▶ **Task material**:

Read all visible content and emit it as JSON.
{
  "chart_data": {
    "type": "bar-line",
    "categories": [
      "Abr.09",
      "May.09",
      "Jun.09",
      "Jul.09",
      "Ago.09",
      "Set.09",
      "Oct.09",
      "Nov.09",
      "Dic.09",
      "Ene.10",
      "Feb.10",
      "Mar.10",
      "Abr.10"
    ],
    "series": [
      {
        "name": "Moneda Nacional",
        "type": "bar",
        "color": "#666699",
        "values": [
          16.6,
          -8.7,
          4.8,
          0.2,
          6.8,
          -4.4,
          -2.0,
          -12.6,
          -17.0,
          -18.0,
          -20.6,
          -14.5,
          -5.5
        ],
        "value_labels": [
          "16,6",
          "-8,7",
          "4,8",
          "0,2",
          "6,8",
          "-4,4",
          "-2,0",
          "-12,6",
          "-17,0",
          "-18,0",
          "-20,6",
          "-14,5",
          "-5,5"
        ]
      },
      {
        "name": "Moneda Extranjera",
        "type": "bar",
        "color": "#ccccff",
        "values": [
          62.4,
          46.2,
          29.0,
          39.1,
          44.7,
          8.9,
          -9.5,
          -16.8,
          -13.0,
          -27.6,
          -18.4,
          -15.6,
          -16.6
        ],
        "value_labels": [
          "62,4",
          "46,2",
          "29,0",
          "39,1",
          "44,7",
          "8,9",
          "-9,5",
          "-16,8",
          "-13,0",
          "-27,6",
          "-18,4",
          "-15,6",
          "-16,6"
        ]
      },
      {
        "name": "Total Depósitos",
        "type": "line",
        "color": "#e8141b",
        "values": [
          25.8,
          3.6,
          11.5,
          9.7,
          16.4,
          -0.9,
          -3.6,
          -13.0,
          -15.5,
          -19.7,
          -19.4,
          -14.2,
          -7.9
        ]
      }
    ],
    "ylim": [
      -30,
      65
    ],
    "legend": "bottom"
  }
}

* * *

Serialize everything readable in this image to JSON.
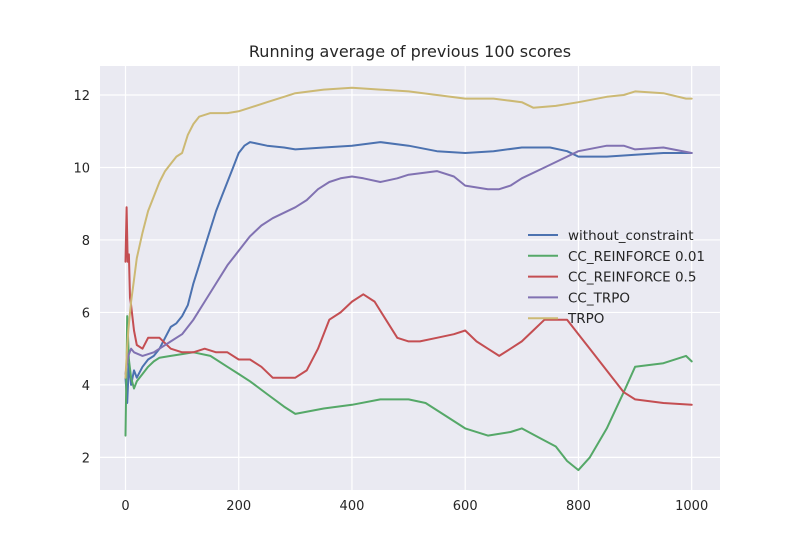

---

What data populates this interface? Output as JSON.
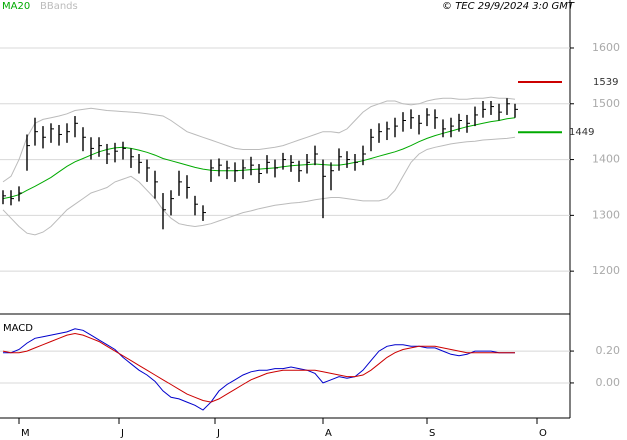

▶ **What needs to be done**: Give only the number of lines in the entries above that hold the string "this".

▶ **Result**: 2